_THE EXERCISE:_ Copy each line of the entries beneath that contains the word "calendar".

** BEGIN EXERCISE DATA **

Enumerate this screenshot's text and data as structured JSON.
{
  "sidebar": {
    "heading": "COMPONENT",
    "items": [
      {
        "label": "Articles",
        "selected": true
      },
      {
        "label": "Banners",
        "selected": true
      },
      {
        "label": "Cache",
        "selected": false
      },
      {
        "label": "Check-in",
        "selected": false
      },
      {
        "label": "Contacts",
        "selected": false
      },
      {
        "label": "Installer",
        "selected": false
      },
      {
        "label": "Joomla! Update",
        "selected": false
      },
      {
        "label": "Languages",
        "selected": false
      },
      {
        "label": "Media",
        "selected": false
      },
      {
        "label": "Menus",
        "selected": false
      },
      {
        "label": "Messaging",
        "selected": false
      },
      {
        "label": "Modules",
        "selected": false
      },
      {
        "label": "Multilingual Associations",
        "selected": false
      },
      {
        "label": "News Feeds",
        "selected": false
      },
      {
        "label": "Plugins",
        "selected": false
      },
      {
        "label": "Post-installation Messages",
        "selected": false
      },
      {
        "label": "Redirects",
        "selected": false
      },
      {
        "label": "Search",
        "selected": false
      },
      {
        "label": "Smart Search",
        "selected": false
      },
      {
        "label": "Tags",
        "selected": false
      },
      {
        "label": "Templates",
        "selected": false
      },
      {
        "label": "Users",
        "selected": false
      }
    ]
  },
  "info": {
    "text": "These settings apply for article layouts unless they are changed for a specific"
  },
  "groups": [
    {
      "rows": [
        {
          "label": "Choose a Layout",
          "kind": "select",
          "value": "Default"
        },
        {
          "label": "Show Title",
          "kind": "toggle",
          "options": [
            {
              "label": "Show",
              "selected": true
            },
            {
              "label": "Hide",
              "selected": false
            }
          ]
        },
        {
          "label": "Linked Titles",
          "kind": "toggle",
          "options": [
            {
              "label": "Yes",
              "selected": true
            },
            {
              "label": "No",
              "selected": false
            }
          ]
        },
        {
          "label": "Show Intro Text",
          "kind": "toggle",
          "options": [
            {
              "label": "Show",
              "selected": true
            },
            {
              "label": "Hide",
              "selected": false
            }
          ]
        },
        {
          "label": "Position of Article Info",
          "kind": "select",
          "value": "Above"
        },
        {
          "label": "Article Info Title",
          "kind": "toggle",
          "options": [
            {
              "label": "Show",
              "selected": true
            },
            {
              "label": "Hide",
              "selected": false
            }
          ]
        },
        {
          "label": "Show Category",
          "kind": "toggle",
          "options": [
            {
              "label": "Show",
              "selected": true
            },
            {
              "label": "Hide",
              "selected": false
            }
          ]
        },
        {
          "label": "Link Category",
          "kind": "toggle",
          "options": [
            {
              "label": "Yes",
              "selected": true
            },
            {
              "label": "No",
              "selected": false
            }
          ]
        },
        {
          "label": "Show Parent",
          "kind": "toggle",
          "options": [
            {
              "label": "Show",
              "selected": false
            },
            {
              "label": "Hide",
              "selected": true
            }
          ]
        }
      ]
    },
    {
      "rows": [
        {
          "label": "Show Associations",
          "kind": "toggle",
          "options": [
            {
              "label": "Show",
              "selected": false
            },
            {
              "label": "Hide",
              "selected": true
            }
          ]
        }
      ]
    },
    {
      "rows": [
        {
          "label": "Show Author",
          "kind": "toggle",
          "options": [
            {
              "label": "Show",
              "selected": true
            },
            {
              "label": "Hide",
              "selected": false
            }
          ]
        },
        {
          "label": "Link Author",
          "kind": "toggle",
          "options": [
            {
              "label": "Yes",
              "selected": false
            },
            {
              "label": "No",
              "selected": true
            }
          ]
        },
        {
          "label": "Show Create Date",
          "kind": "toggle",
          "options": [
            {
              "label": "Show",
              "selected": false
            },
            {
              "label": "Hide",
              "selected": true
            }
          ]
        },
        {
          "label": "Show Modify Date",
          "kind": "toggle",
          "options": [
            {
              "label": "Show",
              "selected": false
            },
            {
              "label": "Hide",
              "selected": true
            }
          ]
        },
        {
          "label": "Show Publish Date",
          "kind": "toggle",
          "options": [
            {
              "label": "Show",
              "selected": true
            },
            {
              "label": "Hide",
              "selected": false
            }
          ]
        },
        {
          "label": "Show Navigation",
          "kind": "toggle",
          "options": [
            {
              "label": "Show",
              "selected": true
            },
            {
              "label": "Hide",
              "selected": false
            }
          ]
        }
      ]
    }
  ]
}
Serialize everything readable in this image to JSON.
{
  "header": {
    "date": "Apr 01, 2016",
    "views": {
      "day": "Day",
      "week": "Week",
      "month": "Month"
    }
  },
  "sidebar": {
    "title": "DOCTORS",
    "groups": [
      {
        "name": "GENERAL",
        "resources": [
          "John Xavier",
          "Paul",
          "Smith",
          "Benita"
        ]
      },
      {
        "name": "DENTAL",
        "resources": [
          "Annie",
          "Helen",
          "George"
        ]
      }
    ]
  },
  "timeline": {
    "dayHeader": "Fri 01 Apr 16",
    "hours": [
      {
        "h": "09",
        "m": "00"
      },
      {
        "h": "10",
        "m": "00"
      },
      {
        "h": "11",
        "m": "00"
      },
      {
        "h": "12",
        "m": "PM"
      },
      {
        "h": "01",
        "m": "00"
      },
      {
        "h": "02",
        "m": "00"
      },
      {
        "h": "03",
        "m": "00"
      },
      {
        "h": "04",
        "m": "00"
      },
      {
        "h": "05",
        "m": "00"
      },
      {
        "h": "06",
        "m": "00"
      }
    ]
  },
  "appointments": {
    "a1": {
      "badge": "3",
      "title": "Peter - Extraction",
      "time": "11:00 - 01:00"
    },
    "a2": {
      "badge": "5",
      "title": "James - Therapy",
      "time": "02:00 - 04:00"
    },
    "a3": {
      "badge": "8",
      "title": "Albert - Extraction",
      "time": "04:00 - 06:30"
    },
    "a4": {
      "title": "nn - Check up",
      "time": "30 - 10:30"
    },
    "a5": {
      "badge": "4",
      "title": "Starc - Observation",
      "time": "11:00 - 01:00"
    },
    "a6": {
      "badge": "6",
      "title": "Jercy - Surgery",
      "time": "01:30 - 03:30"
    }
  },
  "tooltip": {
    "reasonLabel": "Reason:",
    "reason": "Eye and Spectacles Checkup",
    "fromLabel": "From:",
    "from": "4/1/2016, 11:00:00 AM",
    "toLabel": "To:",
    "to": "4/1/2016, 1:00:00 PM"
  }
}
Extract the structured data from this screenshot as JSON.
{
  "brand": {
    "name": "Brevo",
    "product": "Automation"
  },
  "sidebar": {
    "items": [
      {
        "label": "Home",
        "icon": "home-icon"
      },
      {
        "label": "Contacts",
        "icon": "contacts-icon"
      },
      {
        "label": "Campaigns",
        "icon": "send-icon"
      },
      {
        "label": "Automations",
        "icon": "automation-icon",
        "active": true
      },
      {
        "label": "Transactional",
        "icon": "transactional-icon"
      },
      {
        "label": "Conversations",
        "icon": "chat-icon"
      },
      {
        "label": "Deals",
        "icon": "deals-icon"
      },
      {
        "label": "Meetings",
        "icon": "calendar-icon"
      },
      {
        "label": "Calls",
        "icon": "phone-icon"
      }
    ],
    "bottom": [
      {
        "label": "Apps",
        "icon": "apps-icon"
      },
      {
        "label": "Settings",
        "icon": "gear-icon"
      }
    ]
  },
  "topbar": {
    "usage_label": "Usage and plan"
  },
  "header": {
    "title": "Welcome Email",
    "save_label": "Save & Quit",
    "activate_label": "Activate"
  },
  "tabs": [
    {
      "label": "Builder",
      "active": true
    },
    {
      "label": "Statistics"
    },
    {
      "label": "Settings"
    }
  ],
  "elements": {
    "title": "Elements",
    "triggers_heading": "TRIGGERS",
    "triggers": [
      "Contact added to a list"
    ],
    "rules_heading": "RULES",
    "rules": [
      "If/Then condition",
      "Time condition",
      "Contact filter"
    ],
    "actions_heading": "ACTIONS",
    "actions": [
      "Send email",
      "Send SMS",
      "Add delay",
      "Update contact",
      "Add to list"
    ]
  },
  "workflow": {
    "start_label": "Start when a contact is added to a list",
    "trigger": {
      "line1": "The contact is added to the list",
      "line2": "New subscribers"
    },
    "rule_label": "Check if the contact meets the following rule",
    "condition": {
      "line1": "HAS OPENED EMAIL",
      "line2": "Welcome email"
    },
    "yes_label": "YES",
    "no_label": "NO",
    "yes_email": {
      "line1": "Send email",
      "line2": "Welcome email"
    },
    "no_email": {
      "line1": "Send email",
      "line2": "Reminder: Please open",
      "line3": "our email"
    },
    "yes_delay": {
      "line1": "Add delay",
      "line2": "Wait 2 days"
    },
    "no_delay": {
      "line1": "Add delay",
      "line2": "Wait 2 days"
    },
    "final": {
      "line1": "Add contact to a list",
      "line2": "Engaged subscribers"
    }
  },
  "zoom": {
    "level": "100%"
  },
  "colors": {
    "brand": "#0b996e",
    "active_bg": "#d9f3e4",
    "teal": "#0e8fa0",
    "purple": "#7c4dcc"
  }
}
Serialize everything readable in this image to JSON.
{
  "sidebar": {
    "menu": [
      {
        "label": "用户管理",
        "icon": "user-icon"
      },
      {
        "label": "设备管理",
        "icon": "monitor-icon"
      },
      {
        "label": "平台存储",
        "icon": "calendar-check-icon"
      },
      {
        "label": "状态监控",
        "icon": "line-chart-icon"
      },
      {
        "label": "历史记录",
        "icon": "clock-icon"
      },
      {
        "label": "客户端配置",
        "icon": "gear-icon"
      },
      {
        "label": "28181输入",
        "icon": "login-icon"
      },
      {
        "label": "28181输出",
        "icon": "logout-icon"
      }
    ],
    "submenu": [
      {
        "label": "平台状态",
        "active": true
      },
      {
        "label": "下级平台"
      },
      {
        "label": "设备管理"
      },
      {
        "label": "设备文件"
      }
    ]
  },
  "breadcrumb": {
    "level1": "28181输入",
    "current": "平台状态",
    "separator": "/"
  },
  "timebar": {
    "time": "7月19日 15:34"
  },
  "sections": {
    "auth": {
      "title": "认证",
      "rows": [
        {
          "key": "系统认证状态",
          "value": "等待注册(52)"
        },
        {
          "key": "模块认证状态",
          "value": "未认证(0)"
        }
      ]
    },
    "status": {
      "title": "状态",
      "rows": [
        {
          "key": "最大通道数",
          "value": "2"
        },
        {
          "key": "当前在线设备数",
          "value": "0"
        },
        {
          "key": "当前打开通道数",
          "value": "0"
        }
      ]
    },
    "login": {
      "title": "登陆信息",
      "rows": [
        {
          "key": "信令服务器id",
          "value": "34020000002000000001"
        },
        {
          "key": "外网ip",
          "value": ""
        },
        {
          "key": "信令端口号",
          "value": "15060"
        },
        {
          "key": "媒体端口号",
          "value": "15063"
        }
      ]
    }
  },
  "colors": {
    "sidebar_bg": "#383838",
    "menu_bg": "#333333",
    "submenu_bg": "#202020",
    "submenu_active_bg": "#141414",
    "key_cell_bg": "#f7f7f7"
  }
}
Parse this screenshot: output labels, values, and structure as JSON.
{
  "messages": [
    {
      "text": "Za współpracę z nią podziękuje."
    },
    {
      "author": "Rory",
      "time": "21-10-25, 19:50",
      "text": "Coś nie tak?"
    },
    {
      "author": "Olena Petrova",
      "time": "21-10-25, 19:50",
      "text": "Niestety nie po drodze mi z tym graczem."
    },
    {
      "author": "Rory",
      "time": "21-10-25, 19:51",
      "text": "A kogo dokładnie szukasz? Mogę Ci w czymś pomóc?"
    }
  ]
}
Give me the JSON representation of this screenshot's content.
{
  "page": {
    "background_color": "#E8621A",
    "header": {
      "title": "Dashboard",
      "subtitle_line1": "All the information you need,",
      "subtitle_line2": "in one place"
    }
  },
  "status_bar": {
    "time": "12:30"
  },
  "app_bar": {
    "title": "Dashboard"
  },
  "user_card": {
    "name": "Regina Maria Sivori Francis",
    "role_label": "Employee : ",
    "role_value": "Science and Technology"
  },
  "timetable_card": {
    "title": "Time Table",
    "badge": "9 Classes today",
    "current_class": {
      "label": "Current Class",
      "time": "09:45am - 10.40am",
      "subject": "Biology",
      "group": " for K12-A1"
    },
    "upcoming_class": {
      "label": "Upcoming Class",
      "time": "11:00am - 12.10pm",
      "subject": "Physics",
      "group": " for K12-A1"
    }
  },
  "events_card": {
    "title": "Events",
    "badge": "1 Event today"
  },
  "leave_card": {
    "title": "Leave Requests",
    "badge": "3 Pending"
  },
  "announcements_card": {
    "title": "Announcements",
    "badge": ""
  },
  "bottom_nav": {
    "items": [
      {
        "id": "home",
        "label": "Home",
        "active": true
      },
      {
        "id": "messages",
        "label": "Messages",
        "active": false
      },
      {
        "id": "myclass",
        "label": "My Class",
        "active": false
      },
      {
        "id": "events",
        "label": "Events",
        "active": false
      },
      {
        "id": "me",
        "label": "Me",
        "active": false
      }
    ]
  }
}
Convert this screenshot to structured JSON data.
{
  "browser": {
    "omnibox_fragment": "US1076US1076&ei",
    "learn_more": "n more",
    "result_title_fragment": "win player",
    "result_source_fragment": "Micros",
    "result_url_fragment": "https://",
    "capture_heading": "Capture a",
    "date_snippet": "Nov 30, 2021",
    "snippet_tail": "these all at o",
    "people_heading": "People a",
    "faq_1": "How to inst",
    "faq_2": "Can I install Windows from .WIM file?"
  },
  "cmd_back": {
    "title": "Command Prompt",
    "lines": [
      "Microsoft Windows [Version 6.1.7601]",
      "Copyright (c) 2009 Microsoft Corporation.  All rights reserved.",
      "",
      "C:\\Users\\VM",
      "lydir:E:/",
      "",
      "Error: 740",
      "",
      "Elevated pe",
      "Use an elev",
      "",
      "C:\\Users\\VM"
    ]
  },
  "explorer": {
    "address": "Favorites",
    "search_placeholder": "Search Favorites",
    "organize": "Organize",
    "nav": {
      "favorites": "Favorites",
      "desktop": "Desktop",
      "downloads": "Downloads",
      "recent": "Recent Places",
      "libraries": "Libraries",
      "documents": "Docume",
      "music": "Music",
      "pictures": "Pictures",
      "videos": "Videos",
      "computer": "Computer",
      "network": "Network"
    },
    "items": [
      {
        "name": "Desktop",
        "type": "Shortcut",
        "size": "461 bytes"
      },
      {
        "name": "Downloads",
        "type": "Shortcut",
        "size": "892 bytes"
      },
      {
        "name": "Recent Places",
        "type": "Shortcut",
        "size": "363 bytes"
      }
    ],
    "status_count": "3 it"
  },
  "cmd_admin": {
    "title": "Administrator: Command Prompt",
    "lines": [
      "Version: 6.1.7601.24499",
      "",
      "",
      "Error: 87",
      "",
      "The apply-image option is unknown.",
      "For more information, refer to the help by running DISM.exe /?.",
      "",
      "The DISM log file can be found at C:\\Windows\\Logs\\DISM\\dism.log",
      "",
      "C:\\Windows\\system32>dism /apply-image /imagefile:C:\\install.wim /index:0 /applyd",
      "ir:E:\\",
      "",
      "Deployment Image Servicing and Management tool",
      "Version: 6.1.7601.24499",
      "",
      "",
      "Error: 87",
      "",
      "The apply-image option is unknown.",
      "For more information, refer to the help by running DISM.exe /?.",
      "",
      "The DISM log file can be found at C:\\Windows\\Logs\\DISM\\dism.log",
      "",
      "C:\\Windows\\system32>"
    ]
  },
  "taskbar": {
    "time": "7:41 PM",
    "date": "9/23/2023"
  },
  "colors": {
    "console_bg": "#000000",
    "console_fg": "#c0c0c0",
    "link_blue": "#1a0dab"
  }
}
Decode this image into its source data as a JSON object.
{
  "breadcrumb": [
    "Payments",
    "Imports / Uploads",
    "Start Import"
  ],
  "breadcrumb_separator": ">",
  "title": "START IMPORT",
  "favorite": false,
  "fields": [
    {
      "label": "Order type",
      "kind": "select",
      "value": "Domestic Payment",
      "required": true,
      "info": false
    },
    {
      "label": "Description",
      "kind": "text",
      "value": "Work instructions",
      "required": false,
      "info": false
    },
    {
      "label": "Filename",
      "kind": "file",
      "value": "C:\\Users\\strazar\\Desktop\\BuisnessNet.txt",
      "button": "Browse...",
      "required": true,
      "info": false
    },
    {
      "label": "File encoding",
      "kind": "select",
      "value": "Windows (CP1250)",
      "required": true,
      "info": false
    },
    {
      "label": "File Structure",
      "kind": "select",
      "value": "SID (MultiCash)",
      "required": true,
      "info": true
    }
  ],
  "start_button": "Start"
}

** END EXERCISE DATA **

_ANSWER FOR THIS EXERCISE:_
        "icon": "calendar-icon"
        "icon": "calendar-check-icon"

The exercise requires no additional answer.